[Begin Records supplied]
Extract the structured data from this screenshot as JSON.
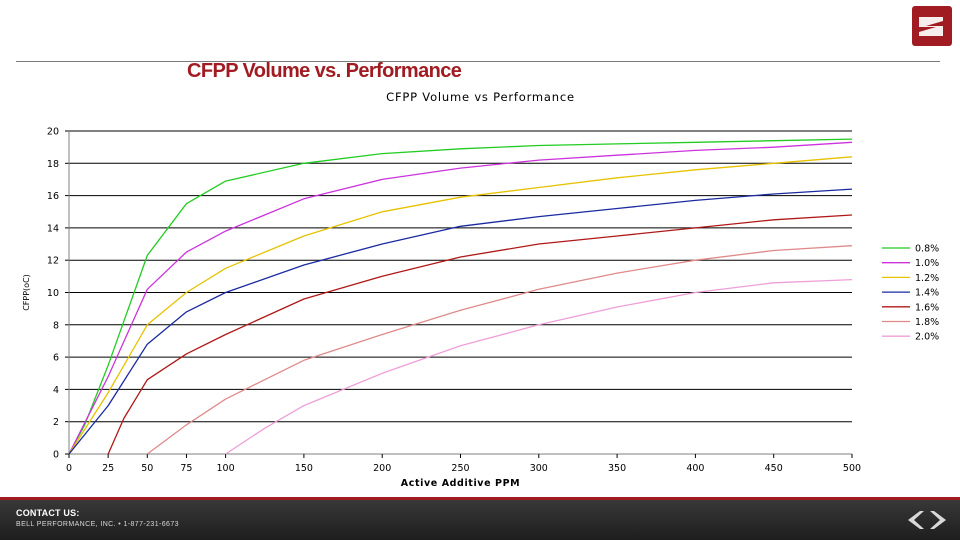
{
  "slide": {
    "title": "CFPP Volume vs. Performance"
  },
  "footer": {
    "contact_title": "CONTACT US:",
    "contact_line": "BELL PERFORMANCE, INC.  •  1-877-231-6673"
  },
  "icons": {
    "logo": "bell-logo-icon",
    "prev": "chevron-left-icon",
    "next": "chevron-right-icon"
  },
  "colors": {
    "brand_red": "#a01c22"
  },
  "chart_data": {
    "type": "line",
    "title": "CFPP Volume vs Performance",
    "xlabel": "Active Additive PPM",
    "ylabel": "CFPP(oC)",
    "xlim": [
      0,
      500
    ],
    "ylim": [
      0,
      20
    ],
    "xticks": [
      "0",
      "25",
      "50",
      "75",
      "100",
      "150",
      "200",
      "250",
      "300",
      "350",
      "400",
      "450",
      "500"
    ],
    "yticks": [
      "0",
      "2",
      "4",
      "6",
      "8",
      "10",
      "12",
      "14",
      "16",
      "18",
      "20"
    ],
    "grid": "horizontal",
    "legend_position": "right",
    "series": [
      {
        "name": "0.8%",
        "color": "#22cc22",
        "points": [
          [
            0,
            0
          ],
          [
            10,
            1.8
          ],
          [
            25,
            5.5
          ],
          [
            50,
            12.3
          ],
          [
            75,
            15.5
          ],
          [
            100,
            16.9
          ],
          [
            150,
            18.0
          ],
          [
            200,
            18.6
          ],
          [
            250,
            18.9
          ],
          [
            300,
            19.1
          ],
          [
            350,
            19.2
          ],
          [
            400,
            19.3
          ],
          [
            450,
            19.4
          ],
          [
            500,
            19.5
          ]
        ]
      },
      {
        "name": "1.0%",
        "color": "#cc33dd",
        "points": [
          [
            0,
            0
          ],
          [
            25,
            4.8
          ],
          [
            50,
            10.2
          ],
          [
            75,
            12.5
          ],
          [
            100,
            13.8
          ],
          [
            150,
            15.8
          ],
          [
            200,
            17.0
          ],
          [
            250,
            17.7
          ],
          [
            300,
            18.2
          ],
          [
            350,
            18.5
          ],
          [
            400,
            18.8
          ],
          [
            450,
            19.0
          ],
          [
            500,
            19.3
          ]
        ]
      },
      {
        "name": "1.2%",
        "color": "#e6c200",
        "points": [
          [
            0,
            0
          ],
          [
            25,
            3.8
          ],
          [
            50,
            8.0
          ],
          [
            75,
            10.0
          ],
          [
            100,
            11.5
          ],
          [
            150,
            13.5
          ],
          [
            200,
            15.0
          ],
          [
            250,
            15.9
          ],
          [
            300,
            16.5
          ],
          [
            350,
            17.1
          ],
          [
            400,
            17.6
          ],
          [
            450,
            18.0
          ],
          [
            500,
            18.4
          ]
        ]
      },
      {
        "name": "1.4%",
        "color": "#1a2aa0",
        "points": [
          [
            0,
            0
          ],
          [
            25,
            3.0
          ],
          [
            50,
            6.8
          ],
          [
            75,
            8.8
          ],
          [
            100,
            10.0
          ],
          [
            150,
            11.7
          ],
          [
            200,
            13.0
          ],
          [
            250,
            14.1
          ],
          [
            300,
            14.7
          ],
          [
            350,
            15.2
          ],
          [
            400,
            15.7
          ],
          [
            450,
            16.1
          ],
          [
            500,
            16.4
          ]
        ]
      },
      {
        "name": "1.6%",
        "color": "#b01818",
        "points": [
          [
            25,
            0
          ],
          [
            35,
            2.2
          ],
          [
            50,
            4.6
          ],
          [
            75,
            6.2
          ],
          [
            100,
            7.4
          ],
          [
            150,
            9.6
          ],
          [
            200,
            11.0
          ],
          [
            250,
            12.2
          ],
          [
            300,
            13.0
          ],
          [
            350,
            13.5
          ],
          [
            400,
            14.0
          ],
          [
            450,
            14.5
          ],
          [
            500,
            14.8
          ]
        ]
      },
      {
        "name": "1.8%",
        "color": "#e08a8a",
        "points": [
          [
            50,
            0
          ],
          [
            75,
            1.8
          ],
          [
            100,
            3.4
          ],
          [
            150,
            5.8
          ],
          [
            200,
            7.4
          ],
          [
            250,
            8.9
          ],
          [
            300,
            10.2
          ],
          [
            350,
            11.2
          ],
          [
            400,
            12.0
          ],
          [
            450,
            12.6
          ],
          [
            500,
            12.9
          ]
        ]
      },
      {
        "name": "2.0%",
        "color": "#ee9fd8",
        "points": [
          [
            100,
            0
          ],
          [
            125,
            1.6
          ],
          [
            150,
            3.0
          ],
          [
            200,
            5.0
          ],
          [
            250,
            6.7
          ],
          [
            300,
            8.0
          ],
          [
            350,
            9.1
          ],
          [
            400,
            10.0
          ],
          [
            450,
            10.6
          ],
          [
            500,
            10.8
          ]
        ]
      }
    ]
  }
}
[End Records supplied]
_What the task requires:_ Of the lines in the material, how many contain the word "chevron"? Reply with the number and nothing else.

_Solution to this task:_ 2